Description of the task: What follows is a set of entries. Give them again exactly, without the pictures.

+++ Input material

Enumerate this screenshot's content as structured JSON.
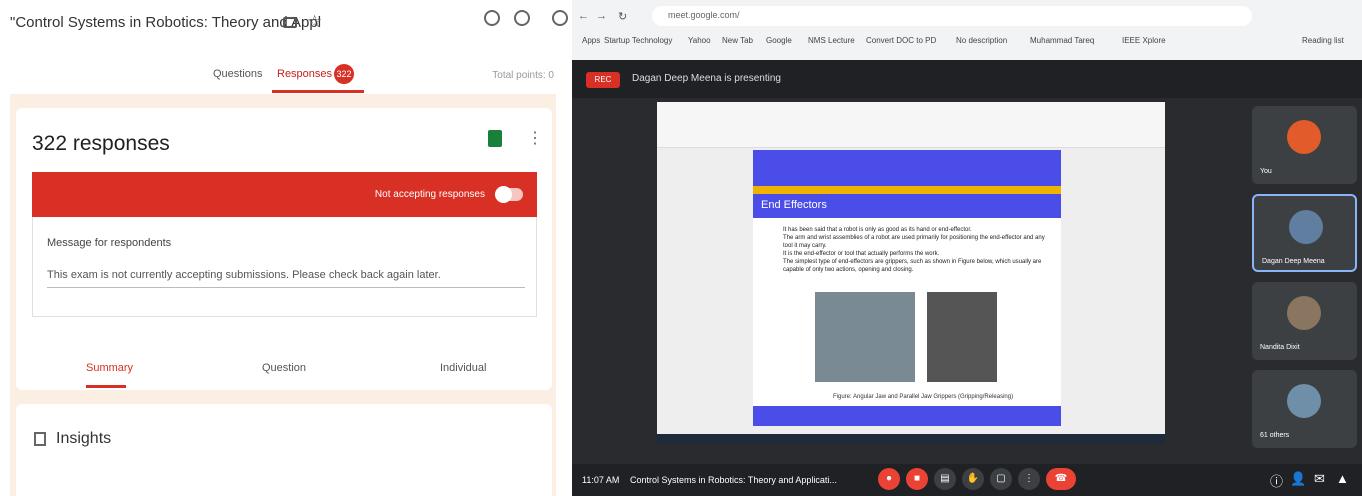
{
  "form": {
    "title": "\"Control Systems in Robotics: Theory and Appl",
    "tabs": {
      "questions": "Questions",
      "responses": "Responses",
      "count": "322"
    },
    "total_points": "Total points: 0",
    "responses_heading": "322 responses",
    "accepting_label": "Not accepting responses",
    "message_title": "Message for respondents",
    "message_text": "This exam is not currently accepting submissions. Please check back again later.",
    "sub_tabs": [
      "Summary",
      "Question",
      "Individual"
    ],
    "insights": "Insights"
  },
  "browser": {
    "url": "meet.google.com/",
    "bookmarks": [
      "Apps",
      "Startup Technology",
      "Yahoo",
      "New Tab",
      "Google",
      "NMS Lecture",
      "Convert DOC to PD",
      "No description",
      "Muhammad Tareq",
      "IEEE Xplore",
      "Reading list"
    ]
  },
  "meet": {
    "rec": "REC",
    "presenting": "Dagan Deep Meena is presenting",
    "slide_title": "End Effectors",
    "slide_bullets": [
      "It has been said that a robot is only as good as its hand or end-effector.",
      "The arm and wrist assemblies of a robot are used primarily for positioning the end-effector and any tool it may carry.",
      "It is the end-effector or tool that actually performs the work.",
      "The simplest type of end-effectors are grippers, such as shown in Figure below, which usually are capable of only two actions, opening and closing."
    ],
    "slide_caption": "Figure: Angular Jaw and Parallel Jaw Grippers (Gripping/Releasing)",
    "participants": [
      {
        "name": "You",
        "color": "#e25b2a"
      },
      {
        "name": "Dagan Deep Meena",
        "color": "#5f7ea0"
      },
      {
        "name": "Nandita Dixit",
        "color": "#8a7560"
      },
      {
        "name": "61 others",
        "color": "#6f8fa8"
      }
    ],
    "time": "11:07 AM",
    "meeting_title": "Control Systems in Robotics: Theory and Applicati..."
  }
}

++++++

Written answer:
Enumerate this screenshot's content as structured JSON.
{
  "form": {
    "title": "\"Control Systems in Robotics: Theory and Appl",
    "tabs": {
      "questions": "Questions",
      "responses": "Responses",
      "count": "322"
    },
    "total_points": "Total points: 0",
    "responses_heading": "322 responses",
    "accepting_label": "Not accepting responses",
    "message_title": "Message for respondents",
    "message_text": "This exam is not currently accepting submissions. Please check back again later.",
    "sub_tabs": [
      "Summary",
      "Question",
      "Individual"
    ],
    "insights": "Insights"
  },
  "browser": {
    "url": "meet.google.com/",
    "bookmarks": [
      "Apps",
      "Startup Technology",
      "Yahoo",
      "New Tab",
      "Google",
      "NMS Lecture",
      "Convert DOC to PD",
      "No description",
      "Muhammad Tareq",
      "IEEE Xplore",
      "Reading list"
    ]
  },
  "meet": {
    "rec": "REC",
    "presenting": "Dagan Deep Meena is presenting",
    "slide_title": "End Effectors",
    "slide_bullets": [
      "It has been said that a robot is only as good as its hand or end-effector.",
      "The arm and wrist assemblies of a robot are used primarily for positioning the end-effector and any tool it may carry.",
      "It is the end-effector or tool that actually performs the work.",
      "The simplest type of end-effectors are grippers, such as shown in Figure below, which usually are capable of only two actions, opening and closing."
    ],
    "slide_caption": "Figure: Angular Jaw and Parallel Jaw Grippers (Gripping/Releasing)",
    "participants": [
      {
        "name": "You",
        "color": "#e25b2a"
      },
      {
        "name": "Dagan Deep Meena",
        "color": "#5f7ea0"
      },
      {
        "name": "Nandita Dixit",
        "color": "#8a7560"
      },
      {
        "name": "61 others",
        "color": "#6f8fa8"
      }
    ],
    "time": "11:07 AM",
    "meeting_title": "Control Systems in Robotics: Theory and Applicati..."
  }
}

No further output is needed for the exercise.